- Given problem
From the listing below, return each line that includes "this".

- Given entries
● ● ● ●

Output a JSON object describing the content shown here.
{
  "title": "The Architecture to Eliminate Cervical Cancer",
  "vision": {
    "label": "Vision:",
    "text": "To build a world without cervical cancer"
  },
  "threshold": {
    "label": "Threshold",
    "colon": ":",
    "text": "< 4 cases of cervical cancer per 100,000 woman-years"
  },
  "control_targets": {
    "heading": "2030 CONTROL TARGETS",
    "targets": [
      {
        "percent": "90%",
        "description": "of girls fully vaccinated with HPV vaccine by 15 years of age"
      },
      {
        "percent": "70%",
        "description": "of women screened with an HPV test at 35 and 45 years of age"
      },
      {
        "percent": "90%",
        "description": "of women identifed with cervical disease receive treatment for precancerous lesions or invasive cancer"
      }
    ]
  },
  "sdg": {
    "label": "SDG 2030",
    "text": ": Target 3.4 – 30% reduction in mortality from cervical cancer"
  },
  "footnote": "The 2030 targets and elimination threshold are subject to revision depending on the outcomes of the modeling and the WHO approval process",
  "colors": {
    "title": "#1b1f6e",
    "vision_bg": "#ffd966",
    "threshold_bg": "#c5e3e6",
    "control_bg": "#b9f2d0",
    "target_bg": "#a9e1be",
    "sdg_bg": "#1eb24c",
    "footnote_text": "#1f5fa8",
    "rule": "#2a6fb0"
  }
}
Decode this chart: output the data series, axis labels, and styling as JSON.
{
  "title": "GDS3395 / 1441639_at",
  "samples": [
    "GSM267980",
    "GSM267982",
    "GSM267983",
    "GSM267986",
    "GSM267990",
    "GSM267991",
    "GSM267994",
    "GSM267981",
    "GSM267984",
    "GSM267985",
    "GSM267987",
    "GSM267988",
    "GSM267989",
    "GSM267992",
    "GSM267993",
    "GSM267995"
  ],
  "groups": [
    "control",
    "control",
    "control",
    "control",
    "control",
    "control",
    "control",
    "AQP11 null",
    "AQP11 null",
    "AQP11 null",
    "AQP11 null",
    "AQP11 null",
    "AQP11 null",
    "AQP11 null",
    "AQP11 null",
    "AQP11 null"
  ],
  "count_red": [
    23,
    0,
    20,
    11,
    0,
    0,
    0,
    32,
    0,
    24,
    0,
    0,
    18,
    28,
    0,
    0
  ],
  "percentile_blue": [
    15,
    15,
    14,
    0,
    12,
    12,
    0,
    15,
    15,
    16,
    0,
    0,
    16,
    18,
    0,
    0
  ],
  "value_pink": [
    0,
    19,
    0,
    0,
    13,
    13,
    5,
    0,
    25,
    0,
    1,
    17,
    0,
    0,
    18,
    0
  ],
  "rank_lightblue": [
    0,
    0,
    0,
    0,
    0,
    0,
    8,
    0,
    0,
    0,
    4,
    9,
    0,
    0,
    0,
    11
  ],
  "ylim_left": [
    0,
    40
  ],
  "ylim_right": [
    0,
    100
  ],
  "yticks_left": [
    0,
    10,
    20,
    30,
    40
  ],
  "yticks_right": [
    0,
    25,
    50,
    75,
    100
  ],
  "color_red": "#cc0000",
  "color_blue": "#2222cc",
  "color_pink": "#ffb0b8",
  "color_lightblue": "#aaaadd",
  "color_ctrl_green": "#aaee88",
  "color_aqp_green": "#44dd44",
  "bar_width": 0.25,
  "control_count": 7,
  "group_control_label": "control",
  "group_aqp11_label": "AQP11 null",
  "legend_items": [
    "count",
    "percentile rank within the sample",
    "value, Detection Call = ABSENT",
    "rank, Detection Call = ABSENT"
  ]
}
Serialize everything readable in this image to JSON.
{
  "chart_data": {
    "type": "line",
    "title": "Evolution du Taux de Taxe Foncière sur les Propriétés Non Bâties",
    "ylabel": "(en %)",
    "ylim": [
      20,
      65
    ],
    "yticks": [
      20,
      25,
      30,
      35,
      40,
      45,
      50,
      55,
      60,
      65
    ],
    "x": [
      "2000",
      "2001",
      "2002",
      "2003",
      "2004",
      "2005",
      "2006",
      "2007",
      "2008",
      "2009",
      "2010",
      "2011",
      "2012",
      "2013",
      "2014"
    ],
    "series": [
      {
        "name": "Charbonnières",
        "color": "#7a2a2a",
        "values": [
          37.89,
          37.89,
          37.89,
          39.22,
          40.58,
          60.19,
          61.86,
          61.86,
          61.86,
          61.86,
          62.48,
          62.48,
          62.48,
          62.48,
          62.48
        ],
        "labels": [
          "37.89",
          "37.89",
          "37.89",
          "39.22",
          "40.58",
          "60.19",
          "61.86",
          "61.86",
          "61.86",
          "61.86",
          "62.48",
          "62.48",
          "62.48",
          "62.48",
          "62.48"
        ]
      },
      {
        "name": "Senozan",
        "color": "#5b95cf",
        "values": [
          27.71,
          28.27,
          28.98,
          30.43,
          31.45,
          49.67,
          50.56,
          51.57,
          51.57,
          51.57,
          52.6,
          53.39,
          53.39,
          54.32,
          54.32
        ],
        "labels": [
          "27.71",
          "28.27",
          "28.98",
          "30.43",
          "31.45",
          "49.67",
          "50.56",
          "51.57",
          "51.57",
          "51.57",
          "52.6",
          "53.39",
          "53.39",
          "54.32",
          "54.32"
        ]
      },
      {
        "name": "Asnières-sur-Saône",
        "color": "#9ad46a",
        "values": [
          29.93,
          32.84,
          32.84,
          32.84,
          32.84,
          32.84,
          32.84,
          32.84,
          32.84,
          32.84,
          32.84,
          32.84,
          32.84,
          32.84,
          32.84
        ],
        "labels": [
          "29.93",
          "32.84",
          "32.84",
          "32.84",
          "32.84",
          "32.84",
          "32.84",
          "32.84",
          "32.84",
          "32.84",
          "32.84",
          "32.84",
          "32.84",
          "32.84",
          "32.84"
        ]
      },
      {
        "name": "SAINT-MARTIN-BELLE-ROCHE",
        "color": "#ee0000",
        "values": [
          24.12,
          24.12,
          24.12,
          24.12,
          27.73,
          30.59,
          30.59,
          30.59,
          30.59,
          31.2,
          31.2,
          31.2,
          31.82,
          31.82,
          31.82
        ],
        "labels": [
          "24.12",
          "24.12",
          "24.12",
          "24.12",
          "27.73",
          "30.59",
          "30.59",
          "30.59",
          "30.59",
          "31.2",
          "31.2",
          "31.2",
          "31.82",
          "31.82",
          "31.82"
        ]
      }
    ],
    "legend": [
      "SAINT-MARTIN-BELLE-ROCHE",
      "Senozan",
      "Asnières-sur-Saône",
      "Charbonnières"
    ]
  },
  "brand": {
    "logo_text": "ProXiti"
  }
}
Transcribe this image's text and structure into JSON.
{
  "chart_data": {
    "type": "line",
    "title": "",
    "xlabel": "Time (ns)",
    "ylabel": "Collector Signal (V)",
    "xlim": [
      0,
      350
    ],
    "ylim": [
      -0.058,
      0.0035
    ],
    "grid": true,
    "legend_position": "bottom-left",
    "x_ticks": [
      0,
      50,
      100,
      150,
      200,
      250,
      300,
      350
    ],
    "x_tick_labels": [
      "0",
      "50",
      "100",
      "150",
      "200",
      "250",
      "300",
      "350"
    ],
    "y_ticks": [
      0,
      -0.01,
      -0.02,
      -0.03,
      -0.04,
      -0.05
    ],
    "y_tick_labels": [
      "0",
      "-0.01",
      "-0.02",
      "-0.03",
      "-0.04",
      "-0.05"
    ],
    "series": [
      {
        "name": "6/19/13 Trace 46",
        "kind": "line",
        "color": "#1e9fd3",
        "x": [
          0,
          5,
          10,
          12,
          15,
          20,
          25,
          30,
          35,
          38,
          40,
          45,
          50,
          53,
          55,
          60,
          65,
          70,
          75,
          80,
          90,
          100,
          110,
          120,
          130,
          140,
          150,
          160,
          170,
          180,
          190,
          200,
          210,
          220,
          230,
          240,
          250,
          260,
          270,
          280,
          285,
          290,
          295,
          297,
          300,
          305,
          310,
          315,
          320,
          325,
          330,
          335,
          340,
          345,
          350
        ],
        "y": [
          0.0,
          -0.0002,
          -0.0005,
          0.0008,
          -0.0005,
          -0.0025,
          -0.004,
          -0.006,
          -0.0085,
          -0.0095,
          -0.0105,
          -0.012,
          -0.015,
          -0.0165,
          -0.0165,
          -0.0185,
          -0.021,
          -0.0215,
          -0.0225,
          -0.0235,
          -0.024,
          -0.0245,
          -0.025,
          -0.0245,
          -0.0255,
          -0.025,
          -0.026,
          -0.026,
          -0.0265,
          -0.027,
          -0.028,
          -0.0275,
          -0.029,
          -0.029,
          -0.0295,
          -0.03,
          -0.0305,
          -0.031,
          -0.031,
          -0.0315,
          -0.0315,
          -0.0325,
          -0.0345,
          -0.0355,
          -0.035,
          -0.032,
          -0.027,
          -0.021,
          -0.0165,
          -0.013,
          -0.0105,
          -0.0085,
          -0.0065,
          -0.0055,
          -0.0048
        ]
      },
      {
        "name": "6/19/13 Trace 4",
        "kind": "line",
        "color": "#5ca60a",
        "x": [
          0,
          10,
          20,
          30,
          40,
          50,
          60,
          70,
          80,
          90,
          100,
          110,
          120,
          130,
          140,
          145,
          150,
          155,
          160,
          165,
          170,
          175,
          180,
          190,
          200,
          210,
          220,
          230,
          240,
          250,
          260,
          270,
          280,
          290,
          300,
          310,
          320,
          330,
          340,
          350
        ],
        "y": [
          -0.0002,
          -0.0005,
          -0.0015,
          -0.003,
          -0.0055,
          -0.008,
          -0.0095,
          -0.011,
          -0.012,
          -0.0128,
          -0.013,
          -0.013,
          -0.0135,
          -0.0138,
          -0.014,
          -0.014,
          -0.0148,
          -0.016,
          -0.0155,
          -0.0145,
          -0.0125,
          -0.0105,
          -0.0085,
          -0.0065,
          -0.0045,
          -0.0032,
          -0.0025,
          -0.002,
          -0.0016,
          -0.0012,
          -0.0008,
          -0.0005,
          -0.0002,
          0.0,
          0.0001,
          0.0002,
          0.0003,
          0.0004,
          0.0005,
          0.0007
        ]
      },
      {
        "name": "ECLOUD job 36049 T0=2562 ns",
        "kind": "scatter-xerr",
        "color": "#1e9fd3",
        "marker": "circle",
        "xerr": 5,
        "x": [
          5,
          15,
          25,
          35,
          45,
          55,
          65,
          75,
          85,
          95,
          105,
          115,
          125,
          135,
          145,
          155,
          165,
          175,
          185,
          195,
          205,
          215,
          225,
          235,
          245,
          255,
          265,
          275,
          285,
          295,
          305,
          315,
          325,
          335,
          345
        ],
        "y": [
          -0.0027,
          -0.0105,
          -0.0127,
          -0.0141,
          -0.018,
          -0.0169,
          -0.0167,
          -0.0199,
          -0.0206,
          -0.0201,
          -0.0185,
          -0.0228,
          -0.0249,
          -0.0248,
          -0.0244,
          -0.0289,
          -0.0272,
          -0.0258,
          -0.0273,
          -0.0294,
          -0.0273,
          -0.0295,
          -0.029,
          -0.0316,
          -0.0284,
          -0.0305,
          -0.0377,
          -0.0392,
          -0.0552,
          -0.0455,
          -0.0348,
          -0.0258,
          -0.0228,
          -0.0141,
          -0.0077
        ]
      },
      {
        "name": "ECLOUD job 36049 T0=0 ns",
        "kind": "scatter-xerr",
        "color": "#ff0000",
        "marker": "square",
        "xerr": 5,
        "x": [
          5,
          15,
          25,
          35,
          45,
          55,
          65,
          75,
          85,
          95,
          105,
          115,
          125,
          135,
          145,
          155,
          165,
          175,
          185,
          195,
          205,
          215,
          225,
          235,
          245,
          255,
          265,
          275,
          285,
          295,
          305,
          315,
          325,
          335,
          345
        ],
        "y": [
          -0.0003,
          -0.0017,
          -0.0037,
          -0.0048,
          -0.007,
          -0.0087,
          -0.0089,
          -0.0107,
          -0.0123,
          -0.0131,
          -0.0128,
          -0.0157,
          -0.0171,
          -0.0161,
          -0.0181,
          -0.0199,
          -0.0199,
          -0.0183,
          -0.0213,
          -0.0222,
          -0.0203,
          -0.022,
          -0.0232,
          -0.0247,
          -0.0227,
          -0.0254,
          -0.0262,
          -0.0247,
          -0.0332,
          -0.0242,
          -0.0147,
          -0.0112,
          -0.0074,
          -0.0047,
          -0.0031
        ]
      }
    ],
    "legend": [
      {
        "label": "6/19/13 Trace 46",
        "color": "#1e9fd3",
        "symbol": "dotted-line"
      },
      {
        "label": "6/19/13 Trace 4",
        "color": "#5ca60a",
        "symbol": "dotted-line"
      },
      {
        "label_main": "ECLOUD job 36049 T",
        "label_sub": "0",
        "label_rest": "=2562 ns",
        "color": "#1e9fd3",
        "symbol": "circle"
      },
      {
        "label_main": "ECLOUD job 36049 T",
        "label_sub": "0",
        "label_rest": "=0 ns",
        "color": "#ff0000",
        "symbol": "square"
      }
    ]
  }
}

● ● ● ●

- Task solution
Decode this chart: output the data series, axis labels, and styling as JSON.
Serialize everything readable in this image to JSON.
Transcribe this image's text and structure into JSON.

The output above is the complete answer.